▶ **What the task requires**
In the rows below, rewrite the stretch from "- matched-star-point: [658, 442, 669, 453]" through "- predicted-star-point: [804, 413, 816, 426]", substituting "observation-point" for each "measurement-point" and leaving everything else unchanged. Give only those lines.

--- BEGIN Supplied material ---

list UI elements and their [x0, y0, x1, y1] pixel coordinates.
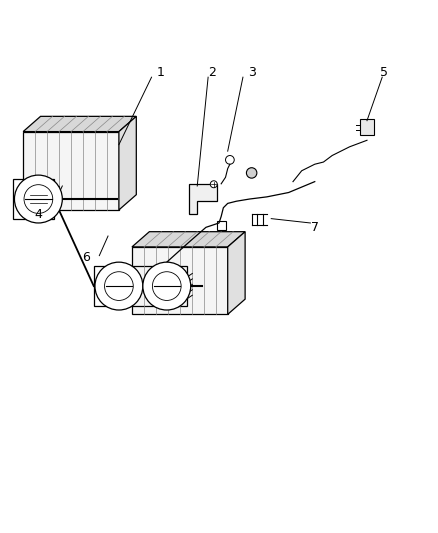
Text: 4: 4: [35, 208, 42, 221]
Circle shape: [226, 156, 234, 164]
Circle shape: [95, 262, 143, 310]
Polygon shape: [132, 247, 228, 314]
Text: 7: 7: [311, 221, 319, 234]
Polygon shape: [119, 116, 136, 210]
Circle shape: [210, 181, 217, 188]
Polygon shape: [228, 232, 245, 314]
Text: 3: 3: [248, 66, 256, 79]
Polygon shape: [188, 184, 217, 214]
Polygon shape: [23, 132, 119, 210]
Circle shape: [143, 262, 191, 310]
Text: 5: 5: [380, 66, 389, 79]
Circle shape: [14, 175, 62, 223]
Polygon shape: [360, 119, 374, 135]
Polygon shape: [132, 232, 245, 247]
Circle shape: [247, 168, 257, 178]
Text: 1: 1: [156, 66, 164, 79]
Text: 2: 2: [208, 66, 216, 79]
Text: 6: 6: [82, 251, 90, 264]
Polygon shape: [23, 116, 136, 132]
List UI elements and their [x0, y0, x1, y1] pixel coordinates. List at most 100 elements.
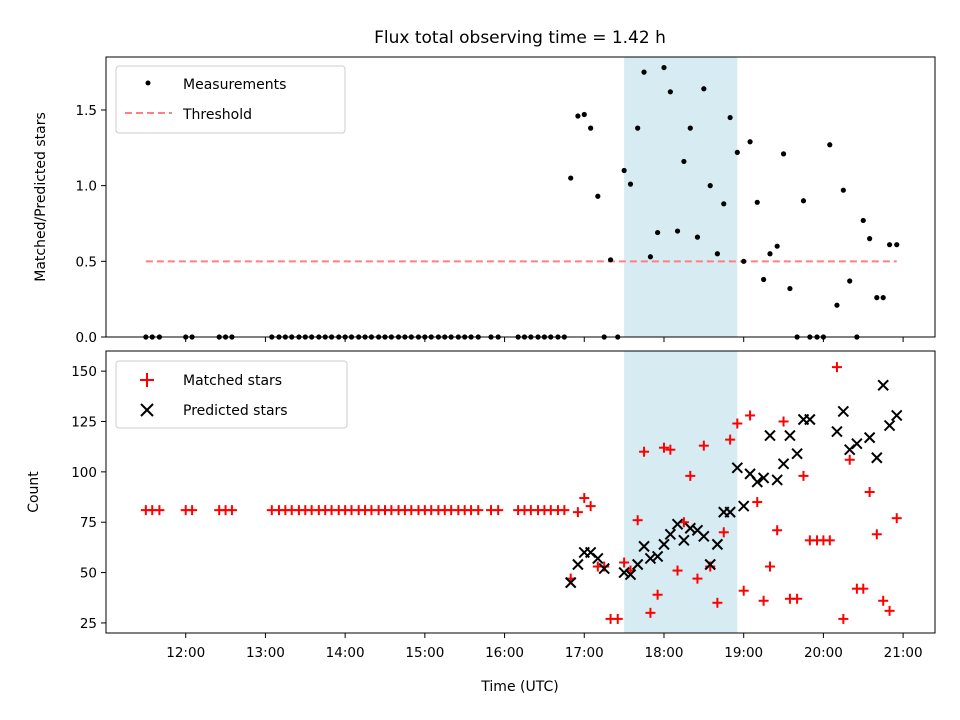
- matched-star-point: [658, 442, 669, 453]
- matched-star-point: [891, 513, 902, 524]
- measurement-point: [681, 158, 687, 165]
- legend-marker-measurements: [145, 80, 151, 86]
- predicted-star-point: [711, 538, 724, 551]
- matched-star-point: [672, 565, 683, 576]
- matched-star-point: [878, 595, 889, 606]
- measurement-point: [880, 295, 886, 301]
- predicted-star-point: [684, 522, 696, 534]
- y-tick-label: 100: [71, 465, 97, 481]
- matched-star-point: [645, 607, 656, 618]
- measurement-point: [641, 69, 647, 75]
- matched-star-point: [732, 418, 743, 429]
- measurement-point: [568, 175, 574, 181]
- predicted-star-point: [618, 566, 630, 579]
- x-tick-label: 13:00: [246, 645, 285, 661]
- y-tick-label: 1.5: [76, 103, 97, 119]
- predicted-star-point: [804, 413, 816, 426]
- predicted-star-point: [724, 506, 736, 518]
- y-axis-label-top: Matched/Predicted stars: [33, 112, 49, 282]
- measurement-point: [714, 251, 720, 257]
- predicted-star-point: [678, 534, 690, 547]
- measurement-point: [840, 187, 846, 193]
- measurement-point: [701, 86, 707, 92]
- legend-marker-matched: [140, 373, 154, 387]
- predicted-star-point: [777, 458, 790, 470]
- matched-star-point: [725, 434, 736, 445]
- predicted-star-point: [751, 476, 763, 488]
- measurement-point: [886, 242, 893, 248]
- predicted-star-point: [877, 379, 889, 391]
- matched-star-point: [864, 487, 875, 497]
- matched-star-point: [745, 410, 756, 421]
- predicted-star-point: [871, 452, 883, 464]
- predicted-star-point: [698, 530, 710, 543]
- matched-star-point: [632, 515, 643, 526]
- measurement-point: [834, 302, 840, 308]
- legend-box-bottom: [115, 360, 348, 429]
- x-tick-label: 21:00: [884, 645, 923, 661]
- chart-title: Flux total observing time = 1.42 h: [374, 28, 666, 48]
- predicted-star-point: [837, 405, 850, 418]
- predicted-star-point: [631, 558, 644, 571]
- measurement-point: [747, 139, 753, 145]
- measurement-point: [860, 217, 866, 224]
- legend-box-top: [115, 65, 346, 134]
- matched-star-point: [758, 595, 769, 606]
- legend-label-predicted: Predicted stars: [183, 403, 288, 419]
- measurement-point: [607, 257, 614, 263]
- measurement-point: [827, 142, 833, 148]
- panel-ratio: 0.0 0.5 1.0 1.5 Matched/Predicted stars Mea…: [33, 56, 936, 346]
- matched-star-point: [798, 470, 809, 481]
- matched-star-point: [665, 444, 676, 455]
- legend-marker-predicted: [140, 403, 154, 417]
- measurement-point: [761, 276, 767, 283]
- matched-star-point: [493, 505, 504, 516]
- measurement-point: [655, 229, 661, 236]
- matched-star-point: [772, 525, 783, 536]
- measurement-point: [674, 228, 681, 234]
- matched-star-point: [612, 613, 623, 624]
- matched-star-point: [473, 505, 484, 516]
- highlight-span-top: [624, 57, 738, 337]
- measurement-point: [894, 242, 900, 248]
- matched-star-point: [871, 529, 882, 540]
- matched-star-point: [752, 497, 763, 508]
- y-tick-label: 125: [71, 415, 97, 431]
- predicted-star-point: [851, 437, 863, 450]
- measurement-point: [741, 258, 747, 264]
- legend-label-threshold: Threshold: [182, 107, 252, 123]
- measurement-point: [874, 295, 880, 301]
- predicted-star-point: [784, 429, 796, 442]
- y-tick-label: 75: [80, 515, 97, 531]
- y-tick-label: 50: [80, 566, 97, 582]
- legend-label-matched: Matched stars: [183, 373, 282, 389]
- predicted-star-point: [771, 474, 783, 486]
- predicted-star-point: [891, 409, 903, 422]
- legend-bottom: Matched stars Predicted stars: [115, 360, 348, 429]
- measurement-point: [647, 254, 654, 260]
- predicted-star-point: [731, 462, 744, 474]
- predicted-star-point: [863, 431, 876, 444]
- matched-star-point: [585, 501, 596, 512]
- matched-star-point: [698, 440, 709, 451]
- measurement-point: [635, 125, 641, 131]
- measurement-point: [767, 251, 773, 257]
- predicted-star-point: [664, 528, 677, 541]
- measurement-point: [727, 114, 733, 121]
- y-tick-label: 25: [80, 616, 97, 632]
- predicted-star-point: [638, 540, 650, 553]
- x-tick-label: 12:00: [166, 645, 205, 661]
- predicted-star-point: [565, 576, 577, 589]
- matched-star-point: [187, 505, 198, 516]
- matched-star-point: [572, 507, 583, 518]
- matched-star-point: [778, 416, 789, 427]
- measurement-point: [627, 181, 634, 187]
- predicted-star-point: [644, 552, 657, 565]
- matched-star-point: [824, 535, 835, 546]
- measurement-point: [581, 111, 587, 118]
- predicted-star-point: [831, 425, 843, 438]
- legend-label-measurements: Measurements: [183, 77, 286, 93]
- predicted-star-point: [624, 568, 637, 581]
- y-axis-label-bottom: Count: [26, 471, 42, 513]
- x-tick-label: 17:00: [565, 645, 604, 661]
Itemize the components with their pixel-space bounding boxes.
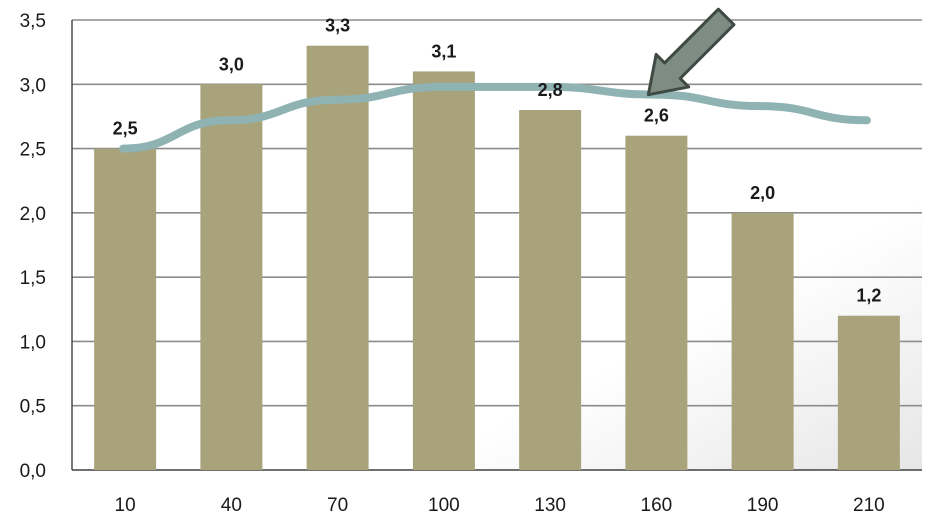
x-tick-label: 160 [641, 495, 673, 516]
trend-line-layer [119, 82, 871, 153]
bar [412, 71, 475, 470]
x-tick-label: 40 [221, 495, 242, 516]
annotation-arrow [646, 7, 736, 97]
y-tick-label: 0,0 [20, 461, 46, 482]
bar [519, 110, 582, 470]
x-tick-label: 130 [534, 495, 566, 516]
data-label: 2,0 [750, 183, 775, 203]
y-tick-label: 1,0 [20, 332, 46, 353]
data-label: 3,3 [325, 16, 350, 36]
x-tick-label: 100 [428, 495, 460, 516]
y-tick-label: 1,5 [20, 268, 46, 289]
bar [731, 212, 794, 470]
data-label: 2,6 [644, 106, 669, 126]
x-tick-label: 10 [115, 495, 136, 516]
y-tick-label: 0,5 [20, 397, 46, 418]
x-tick-label: 190 [747, 495, 779, 516]
y-tick-label: 3,0 [20, 75, 46, 96]
bar [200, 84, 263, 471]
data-label: 3,0 [219, 54, 244, 74]
x-axis-ticks: 10 40 70 100 130 160 190 210 [115, 495, 885, 516]
y-tick-label: 3,5 [20, 11, 46, 32]
y-axis-ticks: 0,0 0,5 1,0 1,5 2,0 2,5 3,0 3,5 [20, 11, 46, 482]
bars [94, 45, 900, 471]
bar [94, 148, 157, 471]
x-tick-label: 70 [327, 495, 348, 516]
bar [306, 45, 369, 470]
data-label: 1,2 [856, 286, 881, 306]
trend-line [119, 82, 871, 153]
x-tick-label: 210 [853, 495, 885, 516]
data-label: 2,5 [113, 119, 138, 139]
bar [625, 135, 688, 470]
data-labels: 2,5 3,0 3,3 3,1 2,8 2,6 2,0 1,2 [113, 16, 882, 306]
data-label: 3,1 [431, 41, 456, 61]
annotation-layer [646, 7, 736, 97]
y-tick-label: 2,0 [20, 204, 46, 225]
bar [837, 315, 900, 470]
y-tick-label: 2,5 [20, 140, 46, 161]
data-label: 2,8 [538, 80, 563, 100]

--- END Supplied material ---

▶ **Expected answer**
- matched-star-point: [658, 442, 669, 453]
- matched-star-point: [891, 513, 902, 524]
- observation-point: [681, 158, 687, 165]
- legend-marker-measurements: [145, 80, 151, 86]
- predicted-star-point: [711, 538, 724, 551]
- matched-star-point: [672, 565, 683, 576]
- matched-star-point: [878, 595, 889, 606]
- observation-point: [880, 295, 886, 301]
- predicted-star-point: [684, 522, 696, 534]
- y-tick-label: 100: [71, 465, 97, 481]
- matched-star-point: [645, 607, 656, 618]
- observation-point: [641, 69, 647, 75]
- matched-star-point: [732, 418, 743, 429]
- observation-point: [568, 175, 574, 181]
- predicted-star-point: [618, 566, 630, 579]
- x-tick-label: 13:00: [246, 645, 285, 661]
- y-tick-label: 1.5: [76, 103, 97, 119]
- predicted-star-point: [804, 413, 816, 426]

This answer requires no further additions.